(INPUT):
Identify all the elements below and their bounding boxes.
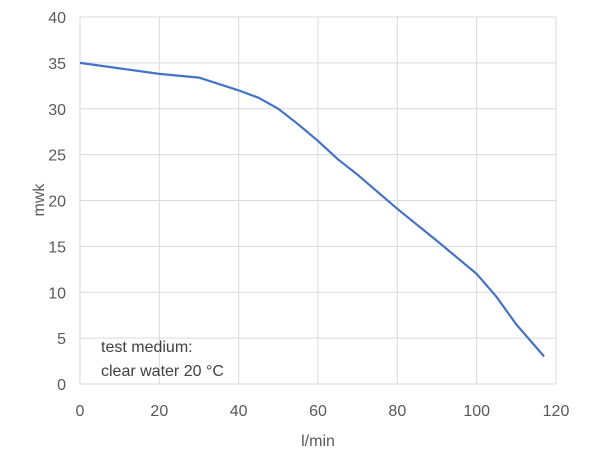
annotation-line-1: test medium: [101,339,193,356]
y-tick-label: 15 [48,239,66,256]
x-tick-label: 20 [150,403,168,420]
x-tick-label: 120 [543,403,570,420]
y-tick-label: 35 [48,56,66,73]
x-tick-label: 60 [309,403,327,420]
y-axis-label: mwk [31,183,48,217]
y-tick-label: 5 [57,331,66,348]
y-tick-label: 0 [57,377,66,394]
x-tick-label: 0 [76,403,85,420]
y-tick-label: 30 [48,102,66,119]
y-tick-label: 40 [48,10,66,27]
x-tick-label: 100 [463,403,490,420]
x-tick-label: 40 [230,403,248,420]
series-line [79,61,545,358]
x-tick-label: 80 [388,403,406,420]
x-axis-label: l/min [301,433,335,450]
y-tick-label: 10 [48,285,66,302]
y-tick-label: 25 [48,148,66,165]
annotation-line-2: clear water 20 °C [101,363,224,380]
y-tick-label: 20 [48,194,66,211]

(TASK GOAL):
Find each row above that contains the string "annotation", treating uppercase and lowercase as different, and copy those rows in full.

(THE COMPLETED TASK):
annotation-line-1: test medium: [101,339,193,356]
annotation-line-2: clear water 20 °C [101,363,224,380]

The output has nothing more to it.